# STATED TASK
Render the records below as a Markdown table with columns named Row and Line. Cover only the lines from the line with "78, 598, 208]" up to and including the line with "443, 781, 573]", number each row, and leave out blank lines.

(Source data)
------------------------

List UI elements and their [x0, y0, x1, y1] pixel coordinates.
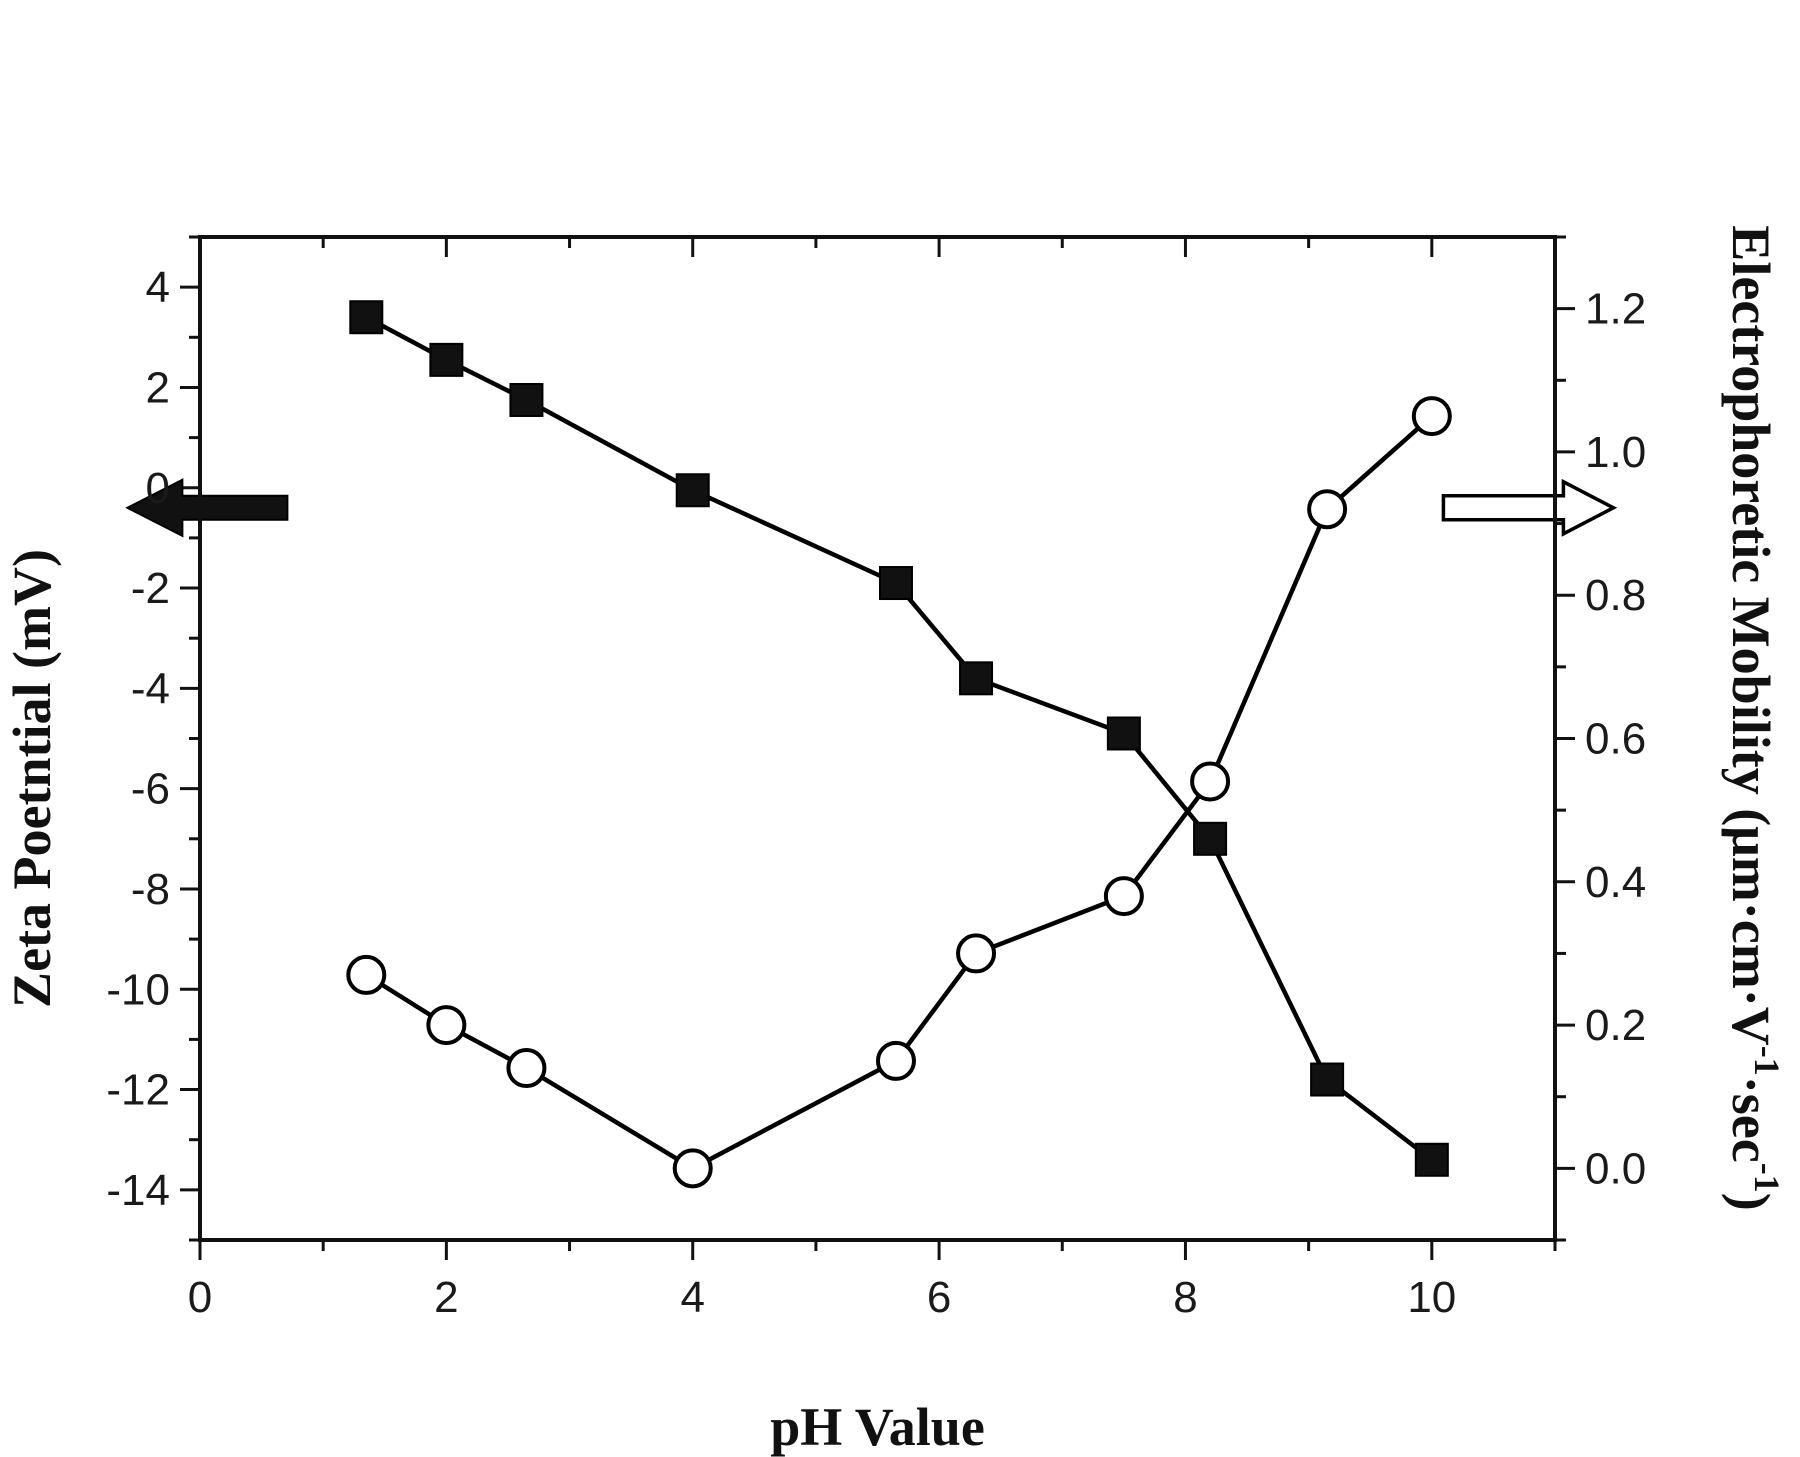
y-left-tick-label: -10 — [106, 965, 170, 1014]
data-point-circle — [1411, 396, 1452, 437]
data-point-circle — [506, 1048, 547, 1089]
data-point-circle — [956, 933, 997, 974]
left-axis-arrow — [125, 478, 289, 538]
y-left-tick-label: -4 — [131, 664, 170, 713]
y-right-title-end: ) — [1721, 1193, 1781, 1211]
data-point-circle — [672, 1148, 713, 1189]
data-point-circle — [346, 954, 387, 995]
tick-labels: 0 2 4 6 8 10 4 2 0 -2 -4 -6 -8 -10 -12 -14 1.2 1.0 0.8 0.6 0… — [106, 263, 1646, 1322]
y-right-title-sup2: -1 — [1747, 1163, 1787, 1193]
y-left-tick-label: 0 — [146, 464, 170, 513]
data-point-square — [1310, 1062, 1345, 1097]
series-layer — [346, 300, 1452, 1189]
x-axis-title: pH Value — [770, 1397, 985, 1457]
y-right-tick-label: 0.8 — [1585, 571, 1646, 620]
x-tick-label: 6 — [927, 1273, 951, 1322]
x-tick-label: 2 — [434, 1273, 458, 1322]
data-point-square — [1106, 716, 1141, 751]
series-line-left — [365, 315, 1434, 1162]
data-point-square — [1414, 1142, 1449, 1177]
x-tick-label: 8 — [1173, 1273, 1197, 1322]
y-right-title-sup1: -1 — [1747, 1046, 1787, 1076]
data-point-square — [675, 473, 710, 508]
data-point-circle — [875, 1040, 916, 1081]
data-point-square — [349, 300, 384, 335]
data-point-circle — [1307, 489, 1348, 530]
plot-frame — [198, 235, 1557, 1242]
y-right-tick-label: 0.6 — [1585, 715, 1646, 764]
y-axis-right-title: Electrophoretic Mobility (μm·cm·V-1·sec-… — [1721, 225, 1787, 1210]
data-point-circle — [1190, 761, 1231, 802]
series-line-right — [365, 414, 1434, 1171]
y-axis-left-title: Zeta Poetntial (mV) — [2, 549, 62, 1008]
annotation-layer — [125, 478, 1618, 538]
y-left-tick-label: -2 — [131, 564, 170, 613]
y-left-tick-label: 2 — [146, 363, 170, 412]
data-point-square — [429, 342, 464, 377]
x-tick-label: 10 — [1407, 1273, 1456, 1322]
data-point-circle — [1103, 876, 1144, 917]
y-left-tick-label: -12 — [106, 1066, 170, 1115]
data-point-square — [509, 382, 544, 417]
data-point-circle — [426, 1005, 467, 1046]
y-left-tick-label: -6 — [131, 765, 170, 814]
right-axis-arrow — [1441, 478, 1618, 537]
data-point-square — [959, 661, 994, 696]
y-right-tick-label: 1.2 — [1585, 285, 1646, 334]
y-right-title-main: Electrophoretic Mobility (μm·cm·V — [1721, 225, 1781, 1045]
data-point-square — [1193, 821, 1228, 856]
data-point-square — [878, 566, 913, 601]
y-right-title-mid: ·sec — [1721, 1076, 1781, 1163]
y-left-tick-label: -14 — [106, 1166, 170, 1215]
y-right-tick-label: 0.0 — [1585, 1144, 1646, 1193]
x-tick-label: 0 — [188, 1273, 212, 1322]
y-right-tick-label: 0.2 — [1585, 1001, 1646, 1050]
y-left-tick-label: -8 — [131, 865, 170, 914]
x-tick-label: 4 — [680, 1273, 704, 1322]
y-right-tick-label: 0.4 — [1585, 858, 1646, 907]
y-right-tick-label: 1.0 — [1585, 428, 1646, 477]
y-left-tick-label: 4 — [146, 263, 170, 312]
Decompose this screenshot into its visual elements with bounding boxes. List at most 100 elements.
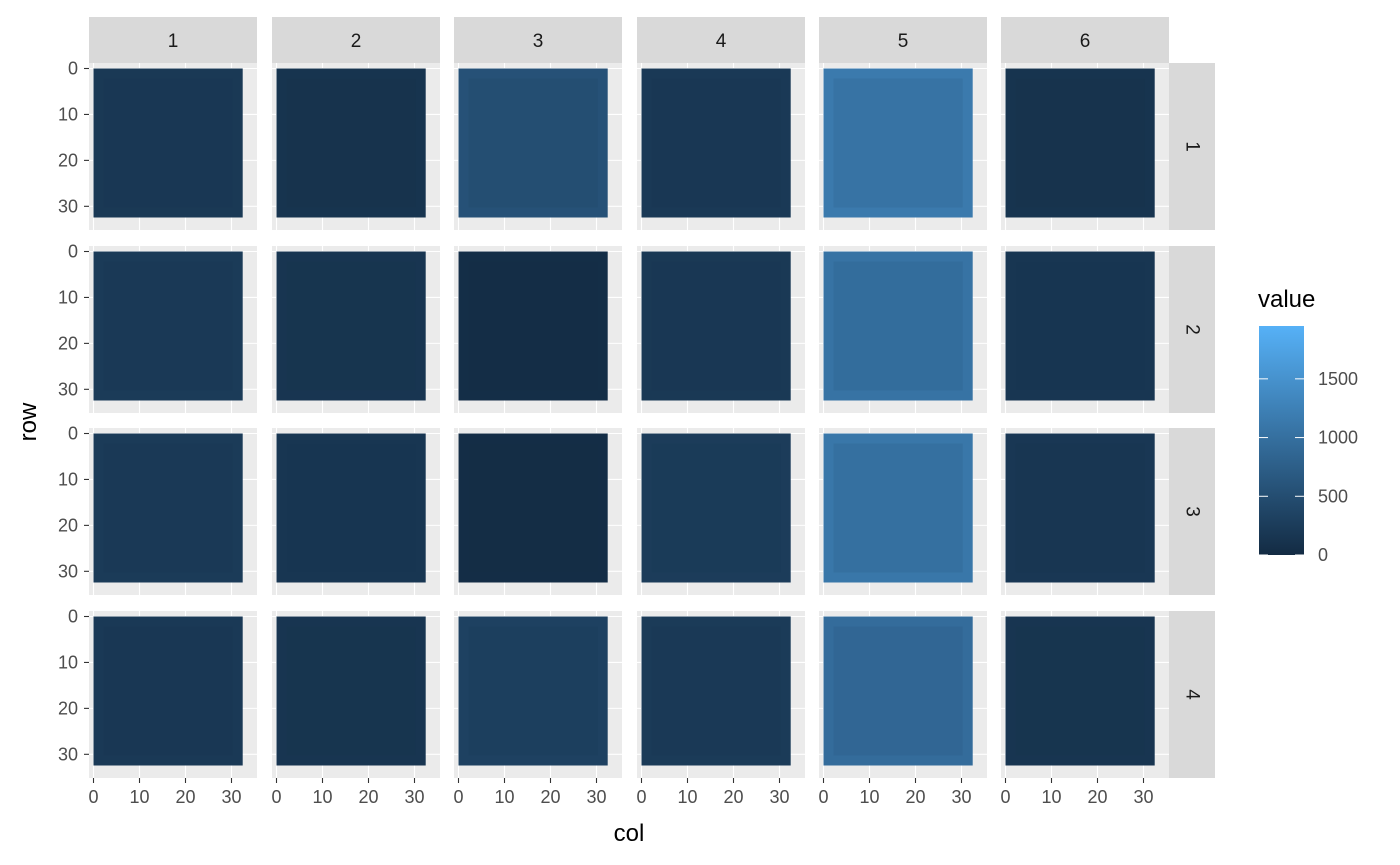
heatmap-tile-inner	[468, 78, 598, 208]
strip-background	[89, 17, 257, 63]
y-tick-label: 30	[58, 744, 78, 764]
y-tick-label: 20	[58, 150, 78, 170]
column-strip-6: 6	[1001, 17, 1169, 63]
legend-tick-label: 0	[1318, 545, 1328, 565]
strip-background	[819, 17, 987, 63]
panel-r3-c6	[1001, 428, 1169, 595]
panels-layer	[89, 63, 1169, 778]
y-tick-label: 20	[58, 515, 78, 535]
x-tick-label: 10	[129, 787, 149, 807]
x-tick-label: 30	[951, 787, 971, 807]
x-tick-label: 20	[175, 787, 195, 807]
panel-r3-c5	[819, 428, 987, 595]
strip-background	[637, 17, 805, 63]
strip-background	[1169, 246, 1215, 413]
y-tick-label: 10	[58, 469, 78, 489]
legend-ticks: 0 500 1000 1500	[1259, 369, 1358, 565]
panel-r4-c3	[454, 611, 622, 778]
column-strip-label: 6	[1080, 31, 1091, 52]
panel-r3-c2	[272, 428, 440, 595]
panel-r1-c2	[272, 63, 440, 230]
x-tick-label: 30	[221, 787, 241, 807]
x-tick-label: 10	[312, 787, 332, 807]
facet-strips: 1 2 3 4 5 6 1 2 3 4	[89, 17, 1215, 778]
x-tick-label: 30	[769, 787, 789, 807]
heatmap-tile-inner	[1015, 261, 1145, 391]
panel-r4-c5	[819, 611, 987, 778]
y-tick-label: 10	[58, 287, 78, 307]
x-tick-label: 0	[818, 787, 828, 807]
column-strip-5: 5	[819, 17, 987, 63]
heatmap-tile-inner	[103, 626, 233, 756]
heatmap-tile-inner	[833, 443, 963, 573]
column-strip-1: 1	[89, 17, 257, 63]
legend-title: value	[1258, 286, 1315, 313]
x-tick-label: 20	[540, 787, 560, 807]
x-tick-label: 20	[723, 787, 743, 807]
panel-r4-c1	[89, 611, 257, 778]
heatmap-tile-inner	[651, 443, 781, 573]
color-legend: value 0 500 1000 1500	[1258, 286, 1358, 565]
y-tick-label: 20	[58, 698, 78, 718]
column-strip-label: 1	[168, 31, 179, 52]
heatmap-tile-inner	[1015, 626, 1145, 756]
column-strip-2: 2	[272, 17, 440, 63]
x-tick-label: 10	[859, 787, 879, 807]
panel-r3-c4	[637, 428, 805, 595]
heatmap-tile-inner	[103, 261, 233, 391]
heatmap-tile-inner	[103, 78, 233, 208]
y-tick-label: 0	[68, 424, 78, 444]
row-strip-label: 2	[1182, 324, 1203, 335]
x-tick-label: 20	[905, 787, 925, 807]
column-strip-3: 3	[454, 17, 622, 63]
panel-r4-c6	[1001, 611, 1169, 778]
panel-r2-c1	[89, 246, 257, 413]
heatmap-tile-inner	[651, 261, 781, 391]
y-tick-label: 10	[58, 104, 78, 124]
y-tick-label: 30	[58, 379, 78, 399]
row-strip-1: 1	[1169, 63, 1215, 230]
strip-background	[1169, 63, 1215, 230]
legend-tick-label: 500	[1318, 486, 1348, 506]
heatmap-tile-inner	[1015, 443, 1145, 573]
y-tick-label: 20	[58, 333, 78, 353]
row-strip-label: 3	[1182, 506, 1203, 517]
panel-r2-c6	[1001, 246, 1169, 413]
x-tick-label: 0	[88, 787, 98, 807]
heatmap-tile-inner	[286, 261, 416, 391]
heatmap-tile-inner	[833, 261, 963, 391]
strip-background	[1001, 17, 1169, 63]
x-axis-title: col	[614, 820, 645, 847]
panel-r1-c1	[89, 63, 257, 230]
axes: 0 10 20 30 0 10 20 30 0 10 20 30 0 10 20 30 0 10 20 30 0 10 20…	[58, 59, 1154, 808]
strip-background	[1169, 428, 1215, 595]
legend-tick-label: 1500	[1318, 369, 1358, 389]
x-tick-label: 0	[453, 787, 463, 807]
panel-r1-c4	[637, 63, 805, 230]
heatmap-tile-inner	[286, 626, 416, 756]
x-tick-label: 30	[1133, 787, 1153, 807]
y-tick-label: 0	[68, 607, 78, 627]
heatmap-tile-inner	[651, 626, 781, 756]
heatmap-tile-inner	[833, 78, 963, 208]
panel-r1-c6	[1001, 63, 1169, 230]
panel-r2-c2	[272, 246, 440, 413]
panel-r1-c5	[819, 63, 987, 230]
row-strip-3: 3	[1169, 428, 1215, 595]
heatmap-tile-inner	[833, 626, 963, 756]
heatmap-tile-inner	[103, 443, 233, 573]
row-strip-4: 4	[1169, 611, 1215, 778]
heatmap-tile-inner	[468, 626, 598, 756]
heatmap-tile-inner	[651, 78, 781, 208]
column-strip-label: 4	[716, 31, 727, 52]
heatmap-tile-inner	[286, 443, 416, 573]
y-tick-label: 0	[68, 242, 78, 262]
column-strip-4: 4	[637, 17, 805, 63]
y-tick-label: 30	[58, 561, 78, 581]
strip-background	[454, 17, 622, 63]
x-tick-label: 20	[1087, 787, 1107, 807]
heatmap-tile-inner	[468, 443, 598, 573]
column-strip-label: 5	[898, 31, 909, 52]
x-tick-label: 20	[358, 787, 378, 807]
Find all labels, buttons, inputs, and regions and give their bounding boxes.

------------------------

# ANSWER FOR THIS EXERCISE
| Row | Line |
|---|---|
| 1 | heatmap-tile-inner	[468, 78, 598, 208] |
| 2 | strip-background	[89, 17, 257, 63] |
| 3 | y-tick-label: 30	[58, 744, 78, 764] |
| 4 | y-tick-label: 20	[58, 150, 78, 170] |
| 5 | column-strip-6: 6	[1001, 17, 1169, 63] |
| 6 | legend-tick-label: 0	[1318, 545, 1328, 565] |
| 7 | strip-background	[819, 17, 987, 63] |
| 8 | panel-r3-c6	[1001, 428, 1169, 595] |
| 9 | panels-layer	[89, 63, 1169, 778] |
| 10 | y-tick-label: 20	[58, 515, 78, 535] |
| 11 | x-tick-label: 10	[129, 787, 149, 807] |
| 12 | x-tick-label: 30	[951, 787, 971, 807] |
| 13 | x-tick-label: 20	[175, 787, 195, 807] |
| 14 | panel-r3-c5	[819, 428, 987, 595] |
| 15 | strip-background	[637, 17, 805, 63] |
| 16 | strip-background	[1169, 246, 1215, 413] |
| 17 | y-tick-label: 10	[58, 469, 78, 489] |
| 18 | legend-ticks: 0 500 1000 1500	[1259, 369, 1358, 565] |
| 19 | panel-r4-c3	[454, 611, 622, 778] |
| 20 | column-strip-label: 6	[1080, 31, 1091, 52] |
| 21 | panel-r3-c2	[272, 428, 440, 595] |
| 22 | panel-r1-c2	[272, 63, 440, 230] |
| 23 | x-tick-label: 30	[221, 787, 241, 807] |
| 24 | x-tick-label: 10	[312, 787, 332, 807] |
| 25 | facet-strips: 1 2 3 4 5 6 1 2 3 4	[89, 17, 1215, 778] |
| 26 | x-tick-label: 30	[769, 787, 789, 807] |
| 27 | heatmap-tile-inner	[1015, 261, 1145, 391] |
| 28 | panel-r4-c5	[819, 611, 987, 778] |
| 29 | y-tick-label: 10	[58, 287, 78, 307] |
| 30 | x-tick-label: 0	[818, 787, 828, 807] |
| 31 | column-strip-5: 5	[819, 17, 987, 63] |
| 32 | heatmap-tile-inner	[103, 626, 233, 756] |
| 33 | heatmap-tile-inner	[833, 443, 963, 573] |
| 34 | column-strip-1: 1	[89, 17, 257, 63] |
| 35 | legend-title: value	[1258, 286, 1315, 313] |
| 36 | x-tick-label: 20	[540, 787, 560, 807] |
| 37 | x-tick-label: 20	[723, 787, 743, 807] |
| 38 | panel-r4-c1	[89, 611, 257, 778] |
| 39 | heatmap-tile-inner	[651, 443, 781, 573] |